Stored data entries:
■ ■ ■ ■
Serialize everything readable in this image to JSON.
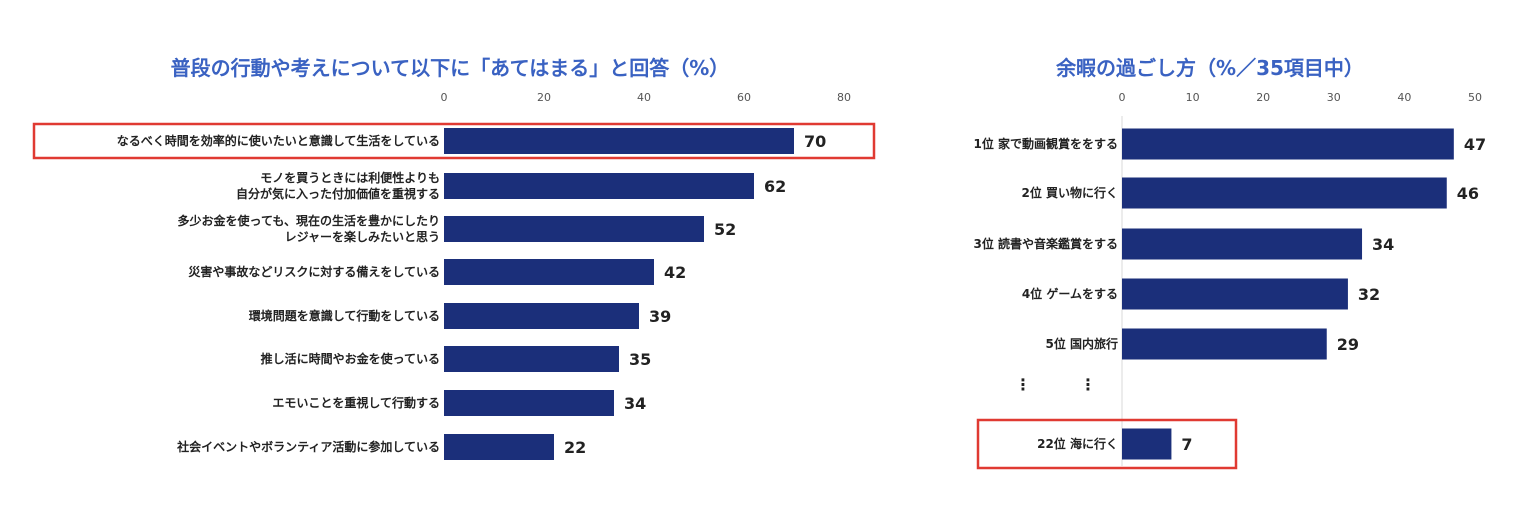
{
  "chart_data": [
    {
      "type": "bar",
      "orientation": "horizontal",
      "title": "普段の行動や考えについて以下に「あてはまる」と回答（%）",
      "categories": [
        [
          "なるべく時間を効率的に使いたいと意識して生活をしている"
        ],
        [
          "モノを買うときには利便性よりも",
          "自分が気に入った付加価値を重視する"
        ],
        [
          "多少お金を使っても、現在の生活を豊かにしたり",
          "レジャーを楽しみたいと思う"
        ],
        [
          "災害や事故などリスクに対する備えをしている"
        ],
        [
          "環境問題を意識して行動をしている"
        ],
        [
          "推し活に時間やお金を使っている"
        ],
        [
          "エモいことを重視して行動する"
        ],
        [
          "社会イベントやボランティア活動に参加している"
        ]
      ],
      "values": [
        70,
        62,
        52,
        42,
        39,
        35,
        34,
        22
      ],
      "xlim": [
        0,
        80
      ],
      "ticks": [
        0,
        20,
        40,
        60,
        80
      ],
      "highlight": [
        0
      ],
      "bar_color": "#1b2f7a",
      "highlight_color": "#e03a32"
    },
    {
      "type": "bar",
      "orientation": "horizontal",
      "title": "余暇の過ごし方（%／35項目中）",
      "categories": [
        [
          "1位 家で動画観賞ををする"
        ],
        [
          "2位 買い物に行く"
        ],
        [
          "3位 読書や音楽鑑賞をする"
        ],
        [
          "4位 ゲームをする"
        ],
        [
          "5位 国内旅行"
        ],
        [
          "22位 海に行く"
        ]
      ],
      "values": [
        47,
        46,
        34,
        32,
        29,
        7
      ],
      "xlim": [
        0,
        50
      ],
      "ticks": [
        0,
        10,
        20,
        30,
        40,
        50
      ],
      "highlight": [
        5
      ],
      "ellipsis": "⋮",
      "bar_color": "#1b2f7a",
      "highlight_color": "#e03a32"
    }
  ]
}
■ ■ ■ ■
Required work:
Every line is to be duplicated exactly, though pictures stay out.

Result below:
Serialize everything readable in this image to JSON.
{
  "chart_data": [
    {
      "type": "bar",
      "orientation": "horizontal",
      "title": "普段の行動や考えについて以下に「あてはまる」と回答（%）",
      "categories": [
        [
          "なるべく時間を効率的に使いたいと意識して生活をしている"
        ],
        [
          "モノを買うときには利便性よりも",
          "自分が気に入った付加価値を重視する"
        ],
        [
          "多少お金を使っても、現在の生活を豊かにしたり",
          "レジャーを楽しみたいと思う"
        ],
        [
          "災害や事故などリスクに対する備えをしている"
        ],
        [
          "環境問題を意識して行動をしている"
        ],
        [
          "推し活に時間やお金を使っている"
        ],
        [
          "エモいことを重視して行動する"
        ],
        [
          "社会イベントやボランティア活動に参加している"
        ]
      ],
      "values": [
        70,
        62,
        52,
        42,
        39,
        35,
        34,
        22
      ],
      "xlim": [
        0,
        80
      ],
      "ticks": [
        0,
        20,
        40,
        60,
        80
      ],
      "highlight": [
        0
      ],
      "bar_color": "#1b2f7a",
      "highlight_color": "#e03a32"
    },
    {
      "type": "bar",
      "orientation": "horizontal",
      "title": "余暇の過ごし方（%／35項目中）",
      "categories": [
        [
          "1位 家で動画観賞ををする"
        ],
        [
          "2位 買い物に行く"
        ],
        [
          "3位 読書や音楽鑑賞をする"
        ],
        [
          "4位 ゲームをする"
        ],
        [
          "5位 国内旅行"
        ],
        [
          "22位 海に行く"
        ]
      ],
      "values": [
        47,
        46,
        34,
        32,
        29,
        7
      ],
      "xlim": [
        0,
        50
      ],
      "ticks": [
        0,
        10,
        20,
        30,
        40,
        50
      ],
      "highlight": [
        5
      ],
      "ellipsis": "⋮",
      "bar_color": "#1b2f7a",
      "highlight_color": "#e03a32"
    }
  ]
}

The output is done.